### Source:
⟨
With an understanding of what works on the web, Simon has refocused the goals of the MAH and turned it into a warm, interactive place. The success of the museum since she became executive director in May 2011 is staggering. Attendance more than doubled in her first year, rocketing from 17,349 up to 37,361 visitors.
“Nationally, 10 percent growth in attendance is considered astronomical growth in a museum,” says Simon, “and so to have 120 percent growth is just totally wild.” 
Rocket Science—With Puppets!
Lacking an art history background, Simon instead studied engineering and math in college. She began her career at NASA, engineering prototypes for remote sensing of the Earth’s surface. In her spare time she volunteered at a science museum, doing electronics workshops and puppet shows about math. She eventually left the lucrative job at NASA to pursue museum work full time—a scary decision, especially considering her first museum job after NASA paid seven dollars an hour, and Simon was indeed scared. But she didn’t let that stop her.
“It’s not that she’s less worried or intimidated than anyone else at the start of a new challenge, but that she is very determined that she’s gonna overcome that,” says her husband Sibley. “If she needs to change then she will change and learn something new. She has a very strong can-do spirit.”
Her engineering brain stayed with her through the career change, and today she successfully uses the tools of prototyping, data-driven experimentation and what she calls “the engineering design cycle” to get back-of-the-room people like me to participate at her museum.
And participate they do. People are so involved at the MAH that Executive Director of the Santa Cruz Downtown Association Chip says that audiences not only participate at the museum, they create it.
“Nina has been brilliant in that she’s not programming [the museum]. She’s got an amazing staff, and they’re not programming it either. The community is programming the museum,” he says.
Sweatshirt Storytelling
If Santa Cruz is orchestrating the MAH, it’s safe to say that Simon is the conductor. In an afternoon spent at the museum with her—the careful engineering quietly influencing each participatory exercise, each community member contribution—this becomes clearer and clearer.
In her office, which features an entire wall covered in comment cards from the MAH’s visitors, she pulls a blue Post-It note off her computer monitor. “Kept her sweatshirt forever,” it reads.
⟩
### Data for this task:
⟨
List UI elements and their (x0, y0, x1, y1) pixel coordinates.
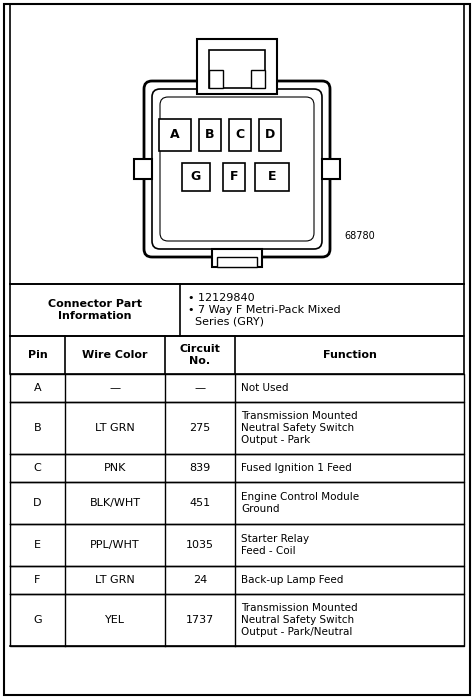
Text: 275: 275 (190, 423, 210, 433)
FancyBboxPatch shape (160, 97, 314, 241)
Text: Not Used: Not Used (241, 383, 289, 393)
Text: D: D (265, 129, 275, 141)
Text: BLK/WHT: BLK/WHT (90, 498, 140, 508)
Text: C: C (236, 129, 245, 141)
Text: G: G (33, 615, 42, 625)
Bar (217, 257, 257, 267)
Bar (199, 119, 221, 151)
Text: Back-up Lamp Feed: Back-up Lamp Feed (241, 575, 343, 585)
Bar (223, 163, 245, 191)
Text: Transmission Mounted
Neutral Safety Switch
Output - Park: Transmission Mounted Neutral Safety Swit… (241, 412, 357, 445)
Bar (322, 159, 340, 179)
Bar (209, 50, 265, 88)
Bar (134, 159, 152, 179)
Text: —: — (109, 383, 120, 393)
Text: Engine Control Module
Ground: Engine Control Module Ground (241, 492, 359, 514)
Text: Pin: Pin (27, 350, 47, 360)
Text: 839: 839 (190, 463, 210, 473)
Text: Connector Part
Information: Connector Part Information (48, 299, 142, 321)
Text: B: B (205, 129, 215, 141)
Text: D: D (33, 498, 42, 508)
Bar (197, 39, 277, 94)
Text: Wire Color: Wire Color (82, 350, 148, 360)
Text: 68780: 68780 (344, 231, 375, 241)
Text: E: E (268, 171, 276, 184)
Text: F: F (34, 575, 41, 585)
Text: Circuit
No.: Circuit No. (180, 344, 220, 366)
Text: B: B (34, 423, 41, 433)
Text: Starter Relay
Feed - Coil: Starter Relay Feed - Coil (241, 534, 309, 556)
Bar (255, 163, 289, 191)
Text: 24: 24 (193, 575, 207, 585)
Text: E: E (34, 540, 41, 550)
Text: PNK: PNK (104, 463, 126, 473)
Text: Transmission Mounted
Neutral Safety Switch
Output - Park/Neutral: Transmission Mounted Neutral Safety Swit… (241, 603, 357, 637)
Text: —: — (194, 383, 206, 393)
Text: PPL/WHT: PPL/WHT (90, 540, 140, 550)
Text: Fused Ignition 1 Feed: Fused Ignition 1 Feed (241, 463, 352, 473)
Text: A: A (170, 129, 180, 141)
Bar (251, 70, 265, 88)
Text: YEL: YEL (105, 615, 125, 625)
Bar (159, 119, 191, 151)
Text: F: F (230, 171, 238, 184)
Text: 1035: 1035 (186, 540, 214, 550)
Text: A: A (34, 383, 41, 393)
Text: LT GRN: LT GRN (95, 575, 135, 585)
FancyBboxPatch shape (144, 81, 330, 257)
Bar (212, 249, 262, 267)
Bar (259, 119, 281, 151)
Bar (229, 119, 251, 151)
Text: G: G (191, 171, 201, 184)
Text: 1737: 1737 (186, 615, 214, 625)
Text: • 12129840
• 7 Way F Metri-Pack Mixed
  Series (GRY): • 12129840 • 7 Way F Metri-Pack Mixed Se… (188, 294, 341, 326)
Bar (182, 163, 210, 191)
Text: C: C (34, 463, 41, 473)
Text: LT GRN: LT GRN (95, 423, 135, 433)
FancyBboxPatch shape (152, 89, 322, 249)
Text: 451: 451 (190, 498, 210, 508)
Text: Function: Function (323, 350, 376, 360)
Bar (209, 70, 223, 88)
⟩
### Exercises:
- a) According to the article about the MAH, how many visitors did the museum have after Simon's first year as executive director?
- b) From the records, copy out the lines verbatim, starting with the line containing "Text: 275: 275 (190, 423, 210, 433)" and continuing through the line containing "Bar (322, 159, 340, 179)".

### Exercise responses:
- a) 37,361 visitors.

- b)
Text: 275: 275 (190, 423, 210, 433)
FancyBboxPatch shape (160, 97, 314, 241)
Text: Not Used: Not Used (241, 383, 289, 393)
Text: D: D (265, 129, 275, 141)
Text: BLK/WHT: BLK/WHT (90, 498, 140, 508)
Text: C: C (236, 129, 245, 141)
Text: G: G (33, 615, 42, 625)
Bar (217, 257, 257, 267)
Bar (199, 119, 221, 151)
Text: Back-up Lamp Feed: Back-up Lamp Feed (241, 575, 343, 585)
Bar (223, 163, 245, 191)
Text: Transmission Mounted
Neutral Safety Switch
Output - Park: Transmission Mounted Neutral Safety Swit… (241, 412, 357, 445)
Bar (322, 159, 340, 179)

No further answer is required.